## START Document

3.4 Insight 4: Climate (im)mobility: from evidence to anticipatory action

The term ‘climate mobilities’ acknowledges the multifaceted nature of human mobility in the context of a changing climate (Boas et al., Reference Boas, Farbotko, Adams, Sterly, Bush, van der Geest, Hanne, Ashraf, Baldwin, Bettini, Blondin, de Bruijn, David, Fröhlich, Gioli, Guaita, Hut, Jarawura, Lamers and Hulme2019, Reference Boas, Wiegel, Farbotko, Warner and Sheller2022; Cundill et al., Reference Cundill, Singh, Adger, de Campos, Vincent, Mark and Maharjan2021). It includes different types of movements: within or across borders, permanent, temporary or circular, voluntary or involuntary, as well as the lack of capacity or willingness to move. Climate change impacts are already affecting human mobility patterns in different regions of the world, including migration and displacement. This was stated unambiguously and with ‘high confidence’ in the latest IPCC AR6 WGII report (IPCC AR6 WGII, Chapters 7, 8, 10 and 16, Reference Pörtner, Roberts, Tignor, Poloczanska, Mintenbeck, Alegría and Rama2022). Also, the most important international bodies addressing human mobility have prominently featured climate change in recently published reports, recognizing its increasing influence (Chazalnoël & Randall, Reference Chazalnoël, Randall, McAuliffe and Triandafyllidou2021; IDMC, 2021).

## END Document
## START Data provided

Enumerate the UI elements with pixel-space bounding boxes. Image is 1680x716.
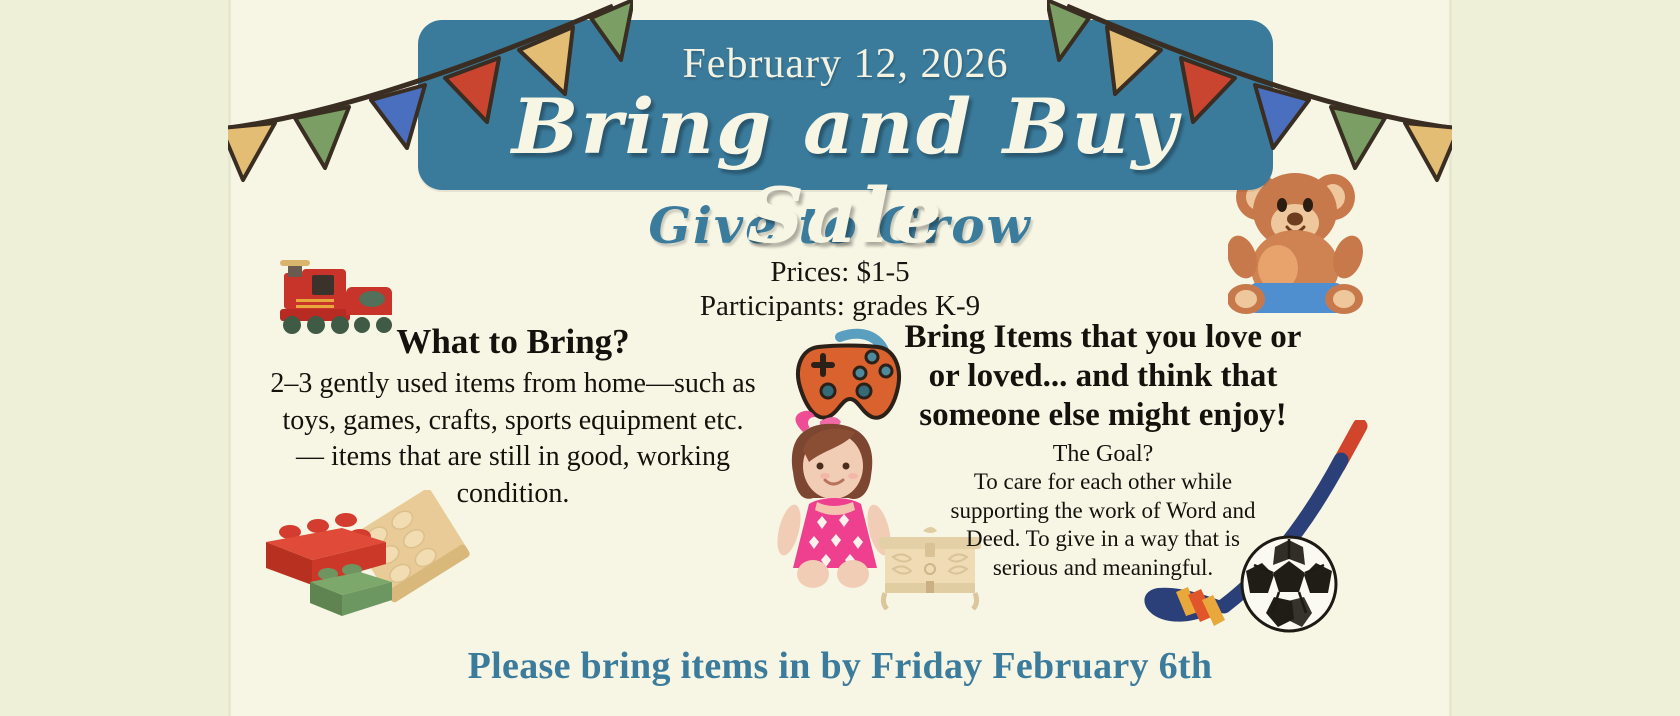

## END Data provided

_To-do list_.
1. List every chapter number of the IPCC AR6 WGII report that the climate mobility passage cites.
2. Extend the climate mobility passage with another paragraph that follows on from its last sentence.

_Answers to the problems_.
1. 7, 8, 10, 16

2.
These dynamics are expected to be reinforced as climate change progresses. For example, the recent World Bank Groundswell report (Clement et al., Reference Clement, Rigaud, de Sherbinin, Jones, Adamo, Schewe, Sadiq and Shabahat2021) provides a set of spatially explicit projections under different scenarios and identifies ‘hotspots’ of internal in- and out-migration in six world regions. It concludes that, in the absence of effective climate and development action, flows will accelerate between now and 2050. This is expected especially in the poorest and most climate-vulnerable regions, particularly concentrated in sub-Saharan Africa. The report estimates total internal migration to be between 78.4 and 170.3 million by 2050 (ensemble averages for ‘low’ and ‘high’ emission scenarios, peaking at 0.4–1.6 and 1.4–2.6°C warming above baseline levels by 2050, respectively). Other studies confirm this general trend. For example, a simulation analysis by Smirnov et al. (Reference Smirnov, Lahav, Orbell, Zhang and Xiao2022) suggests a five-fold increase in drought-induced migration, under a scenario of failing international cooperation and unrestricted greenhouse gas (GHG) emissions. Kam et al. (Reference Kam, Aznar-Siguan, Schewe, Milano, Ginnetti, Willner, McCaughey and Bresch2021) estimate an increase of ~50% in the ‘global displacement risk’ for every degree of global warming, and even more if the projected increase in population is factored in.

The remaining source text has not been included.